--- Exercise instructions ---
Copy each line below exactly and leave the pictures out.
+===+
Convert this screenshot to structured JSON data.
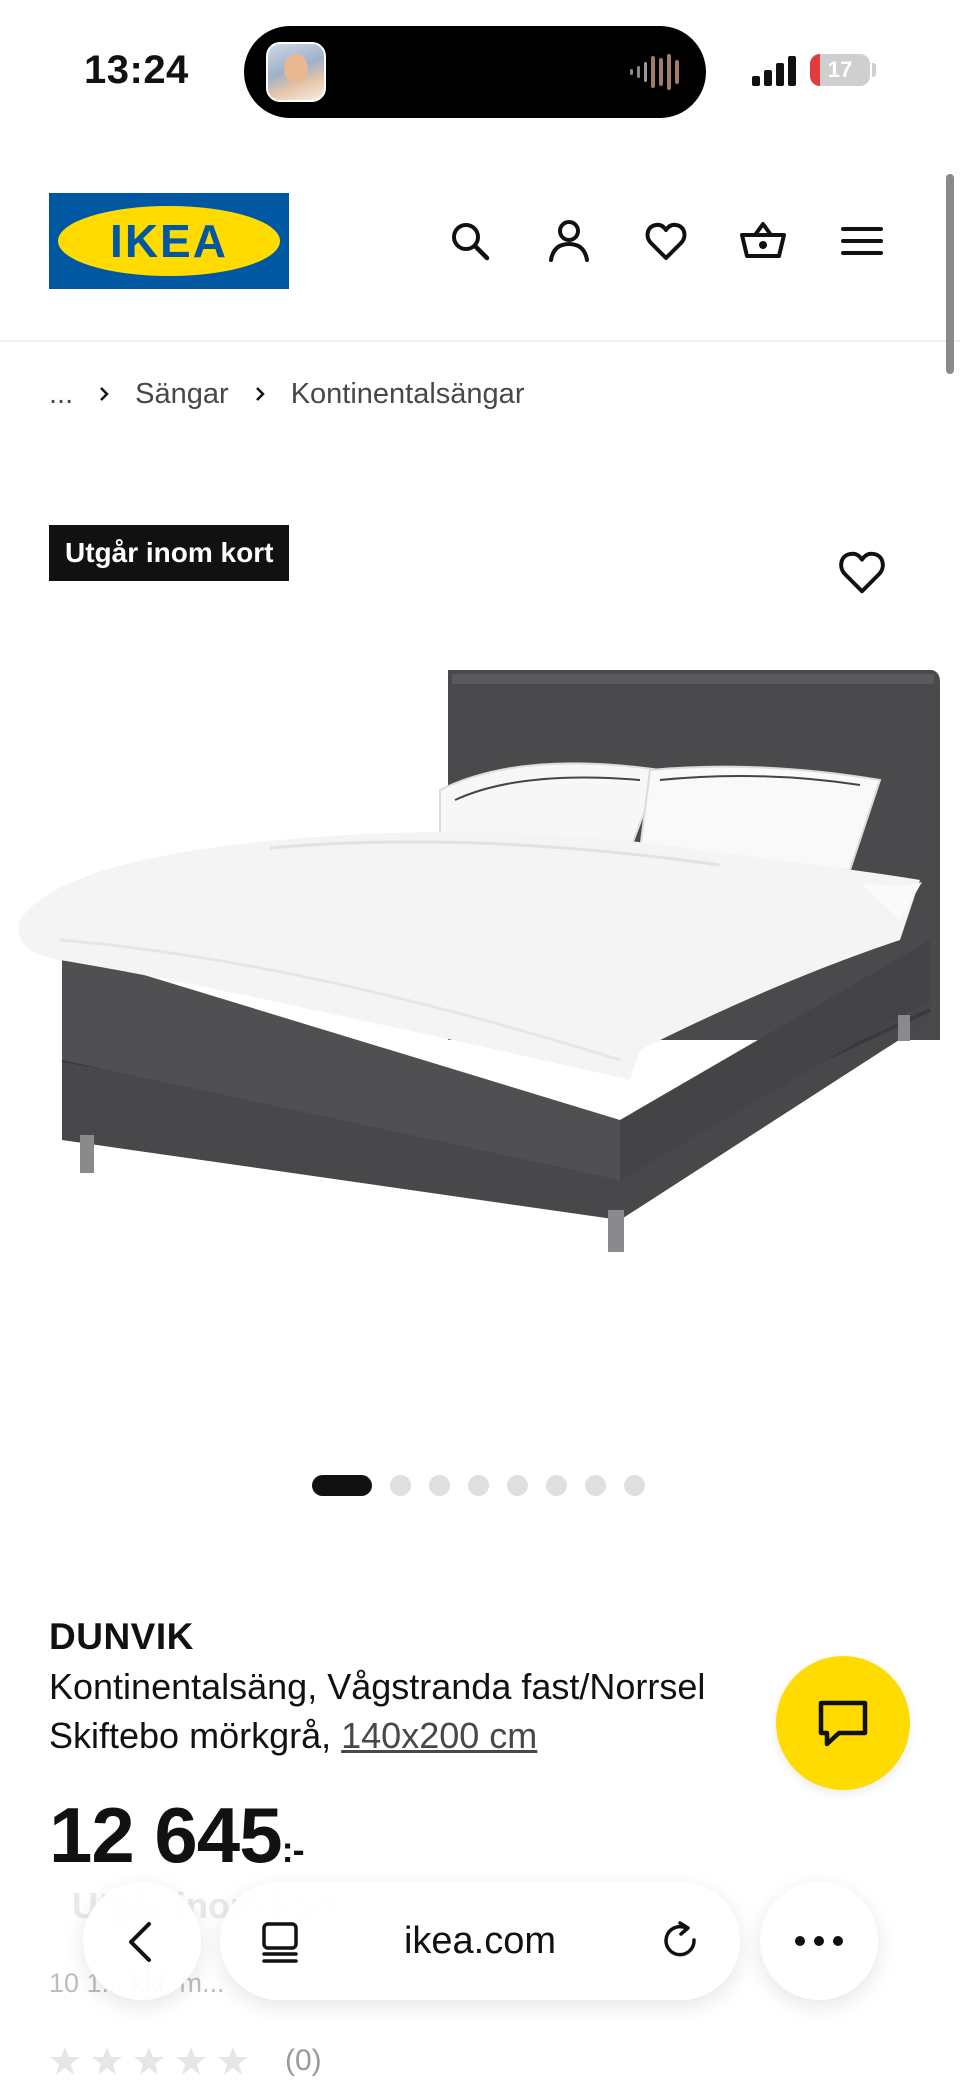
{
  "status_bar": {
    "time": "13:24",
    "battery_level": "17",
    "battery_fraction": 0.17,
    "icons": [
      "signal-icon",
      "battery-icon",
      "audio-waveform-icon"
    ]
  },
  "header": {
    "logo_text": "IKEA",
    "brand_colors": {
      "blue": "#0058a3",
      "yellow": "#ffdb00"
    },
    "icons": [
      "search-icon",
      "user-icon",
      "heart-icon",
      "basket-icon",
      "menu-icon"
    ]
  },
  "breadcrumb": {
    "items": [
      "...",
      "Sängar",
      "Kontinentalsängar"
    ]
  },
  "product": {
    "badge": "Utgår inom kort",
    "name": "DUNVIK",
    "description": "Kontinentalsäng, Vågstranda fast/Norrsel",
    "description_line2": "Skiftebo mörkgrå,",
    "size": "140x200 cm",
    "price": "12 645",
    "price_suffix": ":-",
    "stock_text": "Utgår inom kort",
    "unit_price_text": "10 1... kkl. m...",
    "rating_count": "(0)",
    "rating_value": 0,
    "carousel_total": 8,
    "carousel_active": 1
  },
  "browser": {
    "url": "ikea.com",
    "icons": [
      "back-icon",
      "tabs-icon",
      "reload-icon",
      "more-icon"
    ]
  }
}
+===+
--- Exercise result ---
Convert this screenshot to structured JSON data.
{
  "status_bar": {
    "time": "13:24",
    "battery_level": "17",
    "battery_fraction": 0.17,
    "icons": [
      "signal-icon",
      "battery-icon",
      "audio-waveform-icon"
    ]
  },
  "header": {
    "logo_text": "IKEA",
    "brand_colors": {
      "blue": "#0058a3",
      "yellow": "#ffdb00"
    },
    "icons": [
      "search-icon",
      "user-icon",
      "heart-icon",
      "basket-icon",
      "menu-icon"
    ]
  },
  "breadcrumb": {
    "items": [
      "...",
      "Sängar",
      "Kontinentalsängar"
    ]
  },
  "product": {
    "badge": "Utgår inom kort",
    "name": "DUNVIK",
    "description": "Kontinentalsäng, Vågstranda fast/Norrsel",
    "description_line2": "Skiftebo mörkgrå,",
    "size": "140x200 cm",
    "price": "12 645",
    "price_suffix": ":-",
    "stock_text": "Utgår inom kort",
    "unit_price_text": "10 1... kkl. m...",
    "rating_count": "(0)",
    "rating_value": 0,
    "carousel_total": 8,
    "carousel_active": 1
  },
  "browser": {
    "url": "ikea.com",
    "icons": [
      "back-icon",
      "tabs-icon",
      "reload-icon",
      "more-icon"
    ]
  }
}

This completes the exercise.